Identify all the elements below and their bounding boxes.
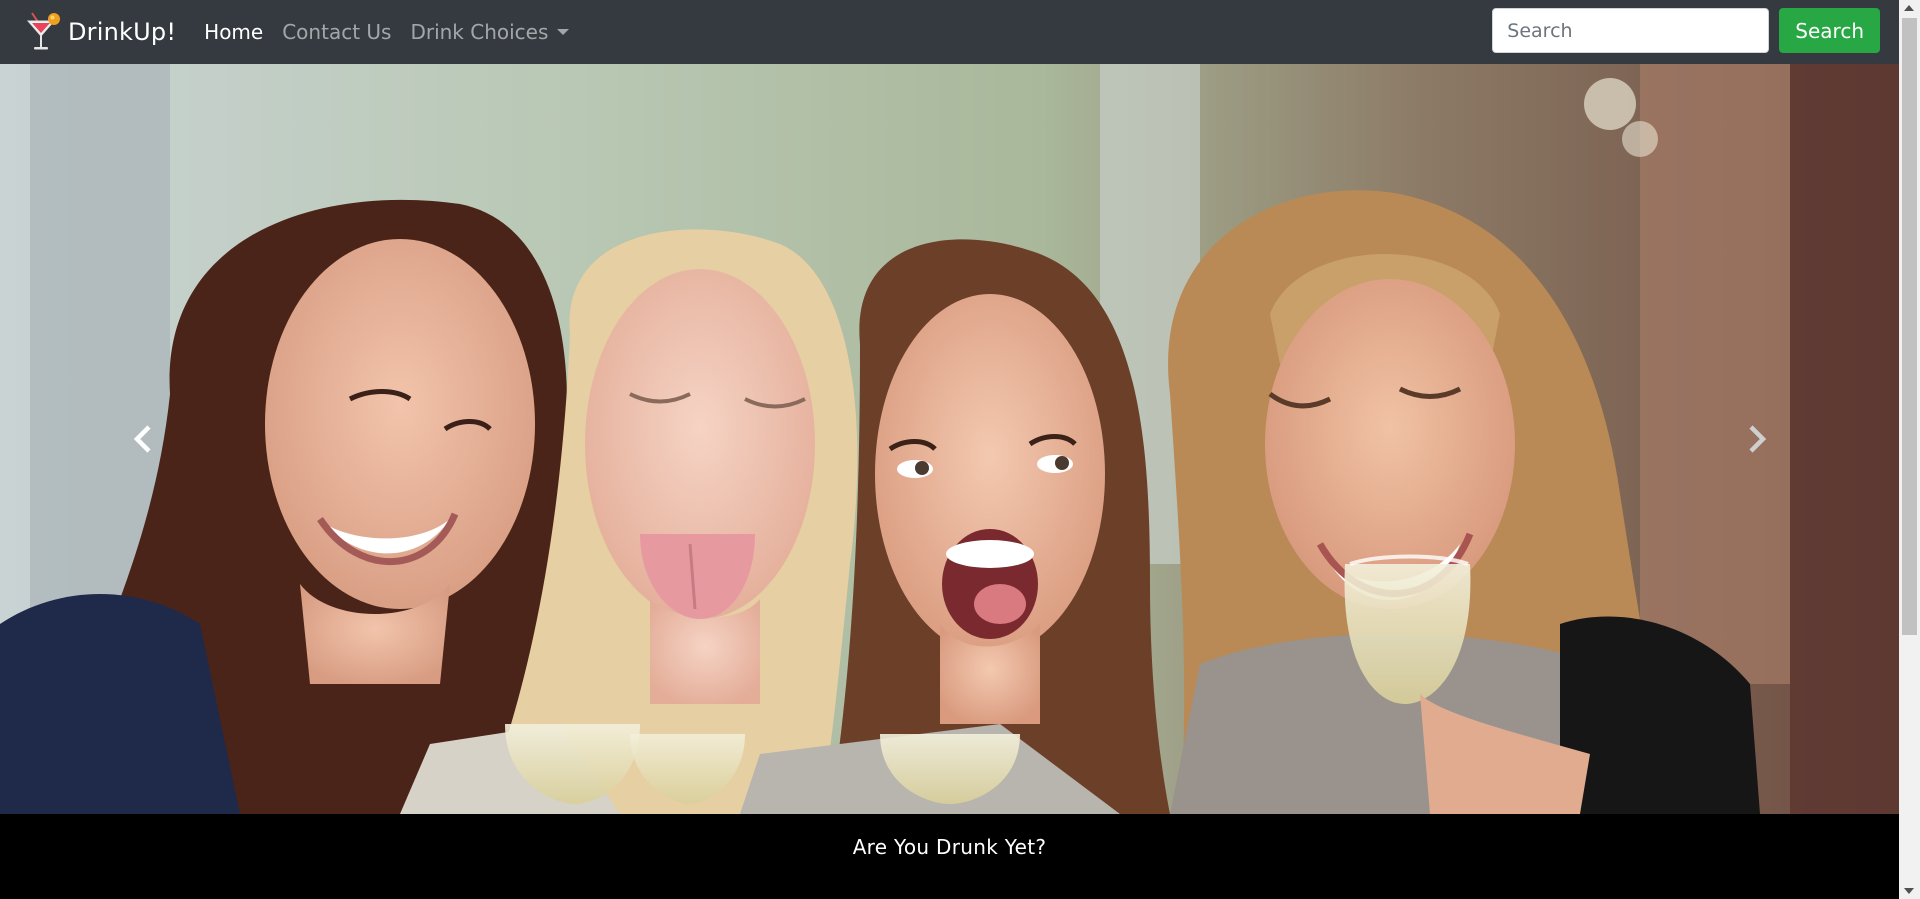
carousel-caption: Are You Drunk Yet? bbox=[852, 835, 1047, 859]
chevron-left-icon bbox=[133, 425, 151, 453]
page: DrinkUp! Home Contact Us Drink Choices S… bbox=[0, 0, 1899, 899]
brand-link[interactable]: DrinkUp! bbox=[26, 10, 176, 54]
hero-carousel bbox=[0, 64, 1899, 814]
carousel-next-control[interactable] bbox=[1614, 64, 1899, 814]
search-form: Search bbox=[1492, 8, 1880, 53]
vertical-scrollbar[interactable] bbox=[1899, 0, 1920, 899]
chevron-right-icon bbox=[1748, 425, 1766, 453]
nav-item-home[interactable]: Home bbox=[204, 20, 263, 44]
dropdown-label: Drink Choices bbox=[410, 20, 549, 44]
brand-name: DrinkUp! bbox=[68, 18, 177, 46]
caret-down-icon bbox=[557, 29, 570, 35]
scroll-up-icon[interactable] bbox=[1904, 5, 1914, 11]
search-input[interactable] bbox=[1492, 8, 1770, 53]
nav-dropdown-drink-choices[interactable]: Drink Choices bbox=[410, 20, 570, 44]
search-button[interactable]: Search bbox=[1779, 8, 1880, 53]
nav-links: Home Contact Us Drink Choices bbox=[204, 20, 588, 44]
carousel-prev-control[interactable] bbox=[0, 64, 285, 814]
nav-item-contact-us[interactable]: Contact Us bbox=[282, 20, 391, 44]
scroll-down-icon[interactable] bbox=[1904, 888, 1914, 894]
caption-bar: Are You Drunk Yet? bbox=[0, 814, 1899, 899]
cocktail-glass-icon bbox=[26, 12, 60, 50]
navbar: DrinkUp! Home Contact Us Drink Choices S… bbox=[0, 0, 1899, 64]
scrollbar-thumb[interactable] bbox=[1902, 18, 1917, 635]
==
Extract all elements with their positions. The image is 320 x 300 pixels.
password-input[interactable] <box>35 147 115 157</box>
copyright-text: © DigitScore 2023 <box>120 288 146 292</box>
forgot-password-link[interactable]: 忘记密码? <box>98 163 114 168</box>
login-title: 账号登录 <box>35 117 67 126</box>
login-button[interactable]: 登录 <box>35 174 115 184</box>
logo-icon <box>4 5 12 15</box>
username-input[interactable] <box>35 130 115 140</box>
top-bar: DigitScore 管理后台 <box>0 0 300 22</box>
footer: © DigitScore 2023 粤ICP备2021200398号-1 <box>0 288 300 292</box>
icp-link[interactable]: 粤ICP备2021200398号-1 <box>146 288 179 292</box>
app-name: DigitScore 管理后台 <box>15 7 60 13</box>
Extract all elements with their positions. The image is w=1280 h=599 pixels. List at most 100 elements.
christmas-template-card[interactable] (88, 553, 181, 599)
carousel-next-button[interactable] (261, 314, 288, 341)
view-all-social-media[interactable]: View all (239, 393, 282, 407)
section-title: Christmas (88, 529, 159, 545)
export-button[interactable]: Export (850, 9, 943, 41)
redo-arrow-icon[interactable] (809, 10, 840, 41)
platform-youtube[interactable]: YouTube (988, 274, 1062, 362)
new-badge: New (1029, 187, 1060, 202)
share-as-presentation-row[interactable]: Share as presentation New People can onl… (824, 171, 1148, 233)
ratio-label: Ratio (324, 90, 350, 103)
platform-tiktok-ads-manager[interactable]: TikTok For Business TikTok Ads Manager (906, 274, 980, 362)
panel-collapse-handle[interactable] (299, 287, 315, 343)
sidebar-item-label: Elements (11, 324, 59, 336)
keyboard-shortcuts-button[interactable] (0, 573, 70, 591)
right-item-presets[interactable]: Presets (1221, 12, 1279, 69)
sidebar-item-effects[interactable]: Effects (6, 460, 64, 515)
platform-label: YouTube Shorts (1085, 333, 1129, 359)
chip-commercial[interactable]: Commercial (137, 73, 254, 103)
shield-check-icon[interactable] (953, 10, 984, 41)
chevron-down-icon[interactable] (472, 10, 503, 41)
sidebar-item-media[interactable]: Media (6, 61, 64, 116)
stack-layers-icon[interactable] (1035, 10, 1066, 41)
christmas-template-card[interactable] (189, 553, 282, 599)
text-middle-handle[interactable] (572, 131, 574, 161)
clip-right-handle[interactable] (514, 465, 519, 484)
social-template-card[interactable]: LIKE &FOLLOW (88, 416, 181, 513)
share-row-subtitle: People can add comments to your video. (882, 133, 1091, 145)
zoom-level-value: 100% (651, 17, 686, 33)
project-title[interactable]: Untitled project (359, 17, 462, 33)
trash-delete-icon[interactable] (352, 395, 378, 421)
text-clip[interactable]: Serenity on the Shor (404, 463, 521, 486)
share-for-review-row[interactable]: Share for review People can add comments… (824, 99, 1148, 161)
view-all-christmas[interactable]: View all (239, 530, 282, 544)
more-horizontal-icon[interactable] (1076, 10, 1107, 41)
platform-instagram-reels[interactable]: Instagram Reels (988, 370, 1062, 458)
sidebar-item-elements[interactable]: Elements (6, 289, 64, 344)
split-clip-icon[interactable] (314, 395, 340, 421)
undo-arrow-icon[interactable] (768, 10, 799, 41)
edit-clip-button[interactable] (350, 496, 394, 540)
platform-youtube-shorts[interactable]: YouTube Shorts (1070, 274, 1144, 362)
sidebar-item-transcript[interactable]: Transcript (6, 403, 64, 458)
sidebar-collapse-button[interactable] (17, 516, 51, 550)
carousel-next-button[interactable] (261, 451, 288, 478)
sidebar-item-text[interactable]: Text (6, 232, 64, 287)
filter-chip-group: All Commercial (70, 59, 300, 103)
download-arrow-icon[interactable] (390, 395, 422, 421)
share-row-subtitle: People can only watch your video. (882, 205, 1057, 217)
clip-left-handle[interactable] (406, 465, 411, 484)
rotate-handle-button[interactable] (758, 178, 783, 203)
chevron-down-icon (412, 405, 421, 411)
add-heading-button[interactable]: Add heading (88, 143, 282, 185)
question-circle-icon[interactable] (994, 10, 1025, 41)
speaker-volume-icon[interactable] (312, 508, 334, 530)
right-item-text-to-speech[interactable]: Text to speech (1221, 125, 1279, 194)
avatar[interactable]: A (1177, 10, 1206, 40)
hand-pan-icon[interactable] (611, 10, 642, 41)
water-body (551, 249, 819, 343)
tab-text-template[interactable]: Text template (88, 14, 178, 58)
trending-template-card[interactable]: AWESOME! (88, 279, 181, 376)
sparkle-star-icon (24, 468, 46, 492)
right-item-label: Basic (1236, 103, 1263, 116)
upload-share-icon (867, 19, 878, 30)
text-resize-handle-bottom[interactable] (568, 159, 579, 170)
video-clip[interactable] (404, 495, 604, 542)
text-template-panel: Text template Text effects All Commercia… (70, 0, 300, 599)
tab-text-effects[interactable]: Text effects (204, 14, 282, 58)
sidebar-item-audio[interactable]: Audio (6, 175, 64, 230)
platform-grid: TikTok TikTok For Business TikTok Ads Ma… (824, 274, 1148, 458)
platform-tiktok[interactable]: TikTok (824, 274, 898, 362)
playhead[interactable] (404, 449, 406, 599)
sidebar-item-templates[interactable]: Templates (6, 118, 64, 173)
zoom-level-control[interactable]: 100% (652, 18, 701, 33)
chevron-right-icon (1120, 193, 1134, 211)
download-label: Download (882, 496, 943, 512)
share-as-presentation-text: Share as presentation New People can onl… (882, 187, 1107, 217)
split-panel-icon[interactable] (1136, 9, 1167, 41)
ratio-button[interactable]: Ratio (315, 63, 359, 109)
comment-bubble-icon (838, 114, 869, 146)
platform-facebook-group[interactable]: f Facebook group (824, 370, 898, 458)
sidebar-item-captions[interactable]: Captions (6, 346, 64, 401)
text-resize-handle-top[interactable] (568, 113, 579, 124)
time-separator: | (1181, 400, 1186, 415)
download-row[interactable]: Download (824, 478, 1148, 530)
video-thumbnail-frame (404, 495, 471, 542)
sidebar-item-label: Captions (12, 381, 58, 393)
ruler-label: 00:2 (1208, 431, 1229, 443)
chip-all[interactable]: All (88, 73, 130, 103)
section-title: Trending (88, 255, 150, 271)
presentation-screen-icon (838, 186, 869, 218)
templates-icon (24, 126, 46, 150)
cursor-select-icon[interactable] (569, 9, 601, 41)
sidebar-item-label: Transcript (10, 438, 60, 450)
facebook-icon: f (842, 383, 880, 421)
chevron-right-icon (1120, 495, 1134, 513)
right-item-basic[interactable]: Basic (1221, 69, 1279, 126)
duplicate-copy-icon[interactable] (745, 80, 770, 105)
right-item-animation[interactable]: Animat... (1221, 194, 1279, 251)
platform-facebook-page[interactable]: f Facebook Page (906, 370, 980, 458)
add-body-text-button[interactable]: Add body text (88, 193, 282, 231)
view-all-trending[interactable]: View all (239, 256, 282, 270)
==
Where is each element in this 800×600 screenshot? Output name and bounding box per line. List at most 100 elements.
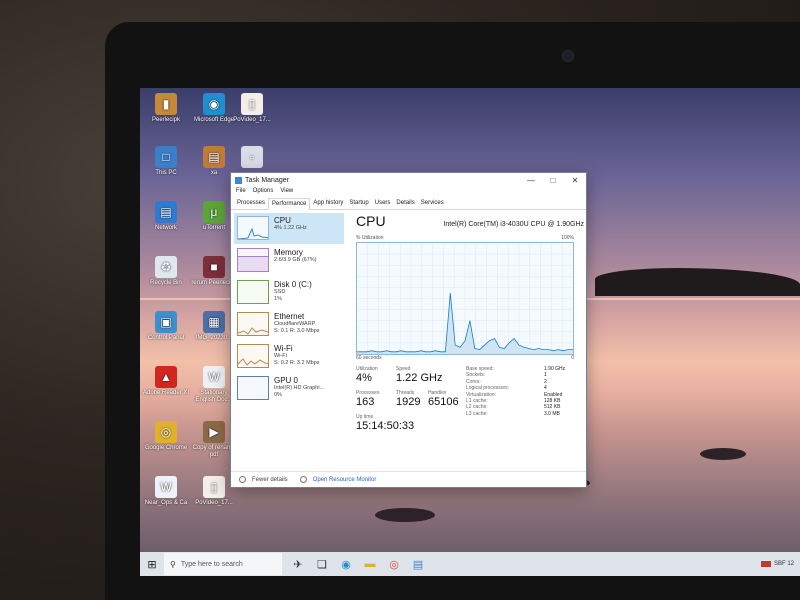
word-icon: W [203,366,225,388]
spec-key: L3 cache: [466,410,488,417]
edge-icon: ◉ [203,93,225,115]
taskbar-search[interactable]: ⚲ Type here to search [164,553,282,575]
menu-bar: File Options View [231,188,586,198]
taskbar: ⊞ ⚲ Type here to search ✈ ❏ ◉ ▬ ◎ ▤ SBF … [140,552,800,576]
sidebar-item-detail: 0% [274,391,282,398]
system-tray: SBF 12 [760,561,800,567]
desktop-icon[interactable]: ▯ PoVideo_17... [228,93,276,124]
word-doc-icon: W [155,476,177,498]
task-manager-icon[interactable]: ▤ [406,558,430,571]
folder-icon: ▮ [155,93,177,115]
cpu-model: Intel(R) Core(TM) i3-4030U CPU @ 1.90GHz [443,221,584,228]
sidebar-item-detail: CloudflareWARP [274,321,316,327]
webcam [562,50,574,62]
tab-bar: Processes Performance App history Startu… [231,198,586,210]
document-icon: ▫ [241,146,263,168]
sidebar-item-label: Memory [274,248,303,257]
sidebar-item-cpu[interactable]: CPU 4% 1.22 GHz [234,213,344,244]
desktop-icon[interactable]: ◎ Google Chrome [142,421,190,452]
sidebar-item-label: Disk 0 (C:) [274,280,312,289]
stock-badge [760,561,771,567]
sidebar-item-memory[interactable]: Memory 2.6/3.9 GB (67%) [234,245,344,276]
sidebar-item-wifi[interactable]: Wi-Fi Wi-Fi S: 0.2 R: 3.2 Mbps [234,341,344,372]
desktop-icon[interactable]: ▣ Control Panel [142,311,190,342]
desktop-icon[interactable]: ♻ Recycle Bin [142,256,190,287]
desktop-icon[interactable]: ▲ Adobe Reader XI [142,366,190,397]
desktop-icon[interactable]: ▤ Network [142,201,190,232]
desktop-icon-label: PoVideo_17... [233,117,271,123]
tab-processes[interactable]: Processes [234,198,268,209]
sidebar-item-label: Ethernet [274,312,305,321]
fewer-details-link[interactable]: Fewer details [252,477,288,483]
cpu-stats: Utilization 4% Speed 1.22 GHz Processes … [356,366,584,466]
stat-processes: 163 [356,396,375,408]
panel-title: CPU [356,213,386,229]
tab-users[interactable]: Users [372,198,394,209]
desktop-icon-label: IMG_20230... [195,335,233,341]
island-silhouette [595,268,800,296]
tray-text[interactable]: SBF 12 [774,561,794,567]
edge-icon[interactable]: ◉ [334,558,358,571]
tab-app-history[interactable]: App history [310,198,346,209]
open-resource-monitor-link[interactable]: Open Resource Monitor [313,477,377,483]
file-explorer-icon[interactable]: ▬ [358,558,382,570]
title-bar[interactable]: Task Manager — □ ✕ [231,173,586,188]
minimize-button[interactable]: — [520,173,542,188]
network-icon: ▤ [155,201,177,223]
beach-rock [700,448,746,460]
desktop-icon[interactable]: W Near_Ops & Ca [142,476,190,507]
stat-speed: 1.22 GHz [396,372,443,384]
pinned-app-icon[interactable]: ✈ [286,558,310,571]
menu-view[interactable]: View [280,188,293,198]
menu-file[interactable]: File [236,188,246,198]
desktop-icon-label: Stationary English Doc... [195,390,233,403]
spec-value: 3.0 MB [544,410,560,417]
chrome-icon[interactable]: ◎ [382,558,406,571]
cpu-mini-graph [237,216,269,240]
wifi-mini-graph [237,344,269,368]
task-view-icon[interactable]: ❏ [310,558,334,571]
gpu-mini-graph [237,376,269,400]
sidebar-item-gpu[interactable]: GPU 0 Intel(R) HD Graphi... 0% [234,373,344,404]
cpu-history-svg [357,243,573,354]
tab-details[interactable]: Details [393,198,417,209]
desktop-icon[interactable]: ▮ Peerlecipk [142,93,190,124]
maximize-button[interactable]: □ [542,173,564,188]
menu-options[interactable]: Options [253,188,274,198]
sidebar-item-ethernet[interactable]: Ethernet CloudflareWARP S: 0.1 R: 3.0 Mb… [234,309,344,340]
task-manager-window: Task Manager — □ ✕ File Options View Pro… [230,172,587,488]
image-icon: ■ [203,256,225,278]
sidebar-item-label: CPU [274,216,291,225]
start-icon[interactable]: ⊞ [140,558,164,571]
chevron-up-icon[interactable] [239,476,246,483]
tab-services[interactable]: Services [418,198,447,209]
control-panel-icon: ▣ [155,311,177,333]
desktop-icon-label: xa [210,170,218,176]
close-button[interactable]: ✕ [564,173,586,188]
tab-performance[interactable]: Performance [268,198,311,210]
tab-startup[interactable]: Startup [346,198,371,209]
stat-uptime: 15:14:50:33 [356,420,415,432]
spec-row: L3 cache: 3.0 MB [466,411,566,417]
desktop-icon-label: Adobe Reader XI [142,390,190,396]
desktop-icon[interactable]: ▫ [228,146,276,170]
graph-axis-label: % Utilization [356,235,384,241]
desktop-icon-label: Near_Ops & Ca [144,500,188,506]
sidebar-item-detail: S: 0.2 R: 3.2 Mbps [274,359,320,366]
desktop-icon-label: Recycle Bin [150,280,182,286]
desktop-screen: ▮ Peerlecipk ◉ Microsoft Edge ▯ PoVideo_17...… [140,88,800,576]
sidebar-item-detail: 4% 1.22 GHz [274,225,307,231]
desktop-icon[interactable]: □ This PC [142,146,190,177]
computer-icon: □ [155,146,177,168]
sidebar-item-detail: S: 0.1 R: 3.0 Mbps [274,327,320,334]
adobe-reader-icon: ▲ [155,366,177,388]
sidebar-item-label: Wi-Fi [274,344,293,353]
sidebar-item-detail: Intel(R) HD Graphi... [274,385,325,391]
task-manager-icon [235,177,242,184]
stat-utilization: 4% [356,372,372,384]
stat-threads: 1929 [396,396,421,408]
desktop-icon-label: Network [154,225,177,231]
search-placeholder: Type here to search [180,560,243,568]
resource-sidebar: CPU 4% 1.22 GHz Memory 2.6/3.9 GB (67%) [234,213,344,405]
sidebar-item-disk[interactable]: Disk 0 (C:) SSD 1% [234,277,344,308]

**Given task**
Please reproduce the rows in the stretch from "Extract all elements with their positions. The image is 320" through "view-all-social-media[interactable]: View all", replacing "pixels" with "px" and leaving everything else unchanged.

**Answer in full**
Extract all elements with their positions. The image is 320 x 300 px.
password-input[interactable] <box>35 147 115 157</box>
copyright-text: © DigitScore 2023 <box>120 288 146 292</box>
forgot-password-link[interactable]: 忘记密码? <box>98 163 114 168</box>
login-title: 账号登录 <box>35 117 67 126</box>
login-button[interactable]: 登录 <box>35 174 115 184</box>
logo-icon <box>4 5 12 15</box>
username-input[interactable] <box>35 130 115 140</box>
top-bar: DigitScore 管理后台 <box>0 0 300 22</box>
footer: © DigitScore 2023 粤ICP备2021200398号-1 <box>0 288 300 292</box>
icp-link[interactable]: 粤ICP备2021200398号-1 <box>146 288 179 292</box>
app-name: DigitScore 管理后台 <box>15 7 60 13</box>
Extract all elements with their positions. The image is w=1280 h=599 px. List at most 100 elements.
christmas-template-card[interactable] (88, 553, 181, 599)
carousel-next-button[interactable] (261, 314, 288, 341)
view-all-social-media[interactable]: View all (239, 393, 282, 407)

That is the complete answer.